__DIRECTIONS__
Quote all of the entries word for word.
# start of EXERCISE INPUTS
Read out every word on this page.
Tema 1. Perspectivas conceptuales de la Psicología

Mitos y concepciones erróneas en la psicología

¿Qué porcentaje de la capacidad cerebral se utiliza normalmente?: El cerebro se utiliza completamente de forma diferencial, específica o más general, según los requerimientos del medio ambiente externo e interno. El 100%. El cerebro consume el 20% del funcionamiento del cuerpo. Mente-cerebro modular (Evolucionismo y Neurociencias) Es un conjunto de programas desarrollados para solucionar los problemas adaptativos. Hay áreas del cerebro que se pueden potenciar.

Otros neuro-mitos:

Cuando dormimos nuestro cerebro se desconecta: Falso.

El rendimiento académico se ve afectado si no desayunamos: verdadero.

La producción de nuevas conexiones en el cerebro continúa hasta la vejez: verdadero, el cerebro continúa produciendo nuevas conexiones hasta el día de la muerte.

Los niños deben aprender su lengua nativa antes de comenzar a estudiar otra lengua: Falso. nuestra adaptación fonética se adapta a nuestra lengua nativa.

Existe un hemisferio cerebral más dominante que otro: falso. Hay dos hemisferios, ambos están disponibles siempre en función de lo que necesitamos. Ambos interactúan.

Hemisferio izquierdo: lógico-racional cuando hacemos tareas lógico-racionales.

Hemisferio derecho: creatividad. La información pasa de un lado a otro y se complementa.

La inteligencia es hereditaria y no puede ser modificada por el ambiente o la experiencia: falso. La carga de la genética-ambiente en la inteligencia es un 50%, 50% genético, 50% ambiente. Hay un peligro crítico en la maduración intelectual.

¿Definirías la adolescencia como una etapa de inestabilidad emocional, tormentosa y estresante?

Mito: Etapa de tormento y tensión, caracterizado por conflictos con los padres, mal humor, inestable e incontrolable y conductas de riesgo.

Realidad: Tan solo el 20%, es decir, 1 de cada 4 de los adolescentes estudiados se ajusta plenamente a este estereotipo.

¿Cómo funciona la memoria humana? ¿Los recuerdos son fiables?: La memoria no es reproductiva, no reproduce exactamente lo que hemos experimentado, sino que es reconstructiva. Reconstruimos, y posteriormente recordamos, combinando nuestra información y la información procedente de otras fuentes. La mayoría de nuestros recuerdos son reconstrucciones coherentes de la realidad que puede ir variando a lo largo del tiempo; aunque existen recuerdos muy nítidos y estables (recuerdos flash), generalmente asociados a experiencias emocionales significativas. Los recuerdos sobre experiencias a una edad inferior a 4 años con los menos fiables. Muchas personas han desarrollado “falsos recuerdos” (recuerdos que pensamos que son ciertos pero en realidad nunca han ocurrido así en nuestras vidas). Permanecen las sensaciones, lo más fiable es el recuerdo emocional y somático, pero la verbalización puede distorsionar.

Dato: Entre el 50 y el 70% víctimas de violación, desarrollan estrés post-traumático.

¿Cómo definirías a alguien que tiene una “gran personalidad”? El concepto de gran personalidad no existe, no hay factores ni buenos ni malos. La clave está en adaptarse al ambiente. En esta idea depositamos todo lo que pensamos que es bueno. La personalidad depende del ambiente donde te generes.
# end of EXERCISE INPUTS
__WRITTEN SOLUTION__
Read out every word on this page.
Tema 1. Perspectivas conceptuales de la Psicología

Mitos y concepciones erróneas en la psicología

¿Qué porcentaje de la capacidad cerebral se utiliza normalmente?: El cerebro se utiliza completamente de forma diferencial, específica o más general, según los requerimientos del medio ambiente externo e interno. El 100%. El cerebro consume el 20% del funcionamiento del cuerpo. Mente-cerebro modular (Evolucionismo y Neurociencias) Es un conjunto de programas desarrollados para solucionar los problemas adaptativos. Hay áreas del cerebro que se pueden potenciar.

Otros neuro-mitos:

Cuando dormimos nuestro cerebro se desconecta: Falso.

El rendimiento académico se ve afectado si no desayunamos: verdadero.

La producción de nuevas conexiones en el cerebro continúa hasta la vejez: verdadero, el cerebro continúa produciendo nuevas conexiones hasta el día de la muerte.

Los niños deben aprender su lengua nativa antes de comenzar a estudiar otra lengua: Falso. nuestra adaptación fonética se adapta a nuestra lengua nativa.

Existe un hemisferio cerebral más dominante que otro: falso. Hay dos hemisferios, ambos están disponibles siempre en función de lo que necesitamos. Ambos interactúan.

Hemisferio izquierdo: lógico-racional cuando hacemos tareas lógico-racionales.

Hemisferio derecho: creatividad. La información pasa de un lado a otro y se complementa.

La inteligencia es hereditaria y no puede ser modificada por el ambiente o la experiencia: falso. La carga de la genética-ambiente en la inteligencia es un 50%, 50% genético, 50% ambiente. Hay un peligro crítico en la maduración intelectual.

¿Definirías la adolescencia como una etapa de inestabilidad emocional, tormentosa y estresante?

Mito: Etapa de tormento y tensión, caracterizado por conflictos con los padres, mal humor, inestable e incontrolable y conductas de riesgo.

Realidad: Tan solo el 20%, es decir, 1 de cada 4 de los adolescentes estudiados se ajusta plenamente a este estereotipo.

¿Cómo funciona la memoria humana? ¿Los recuerdos son fiables?: La memoria no es reproductiva, no reproduce exactamente lo que hemos experimentado, sino que es reconstructiva. Reconstruimos, y posteriormente recordamos, combinando nuestra información y la información procedente de otras fuentes. La mayoría de nuestros recuerdos son reconstrucciones coherentes de la realidad que puede ir variando a lo largo del tiempo; aunque existen recuerdos muy nítidos y estables (recuerdos flash), generalmente asociados a experiencias emocionales significativas. Los recuerdos sobre experiencias a una edad inferior a 4 años con los menos fiables. Muchas personas han desarrollado “falsos recuerdos” (recuerdos que pensamos que son ciertos pero en realidad nunca han ocurrido así en nuestras vidas). Permanecen las sensaciones, lo más fiable es el recuerdo emocional y somático, pero la verbalización puede distorsionar.

Dato: Entre el 50 y el 70% víctimas de violación, desarrollan estrés post-traumático.

¿Cómo definirías a alguien que tiene una “gran personalidad”? El concepto de gran personalidad no existe, no hay factores ni buenos ni malos. La clave está en adaptarse al ambiente. En esta idea depositamos todo lo que pensamos que es bueno. La personalidad depende del ambiente donde te generes.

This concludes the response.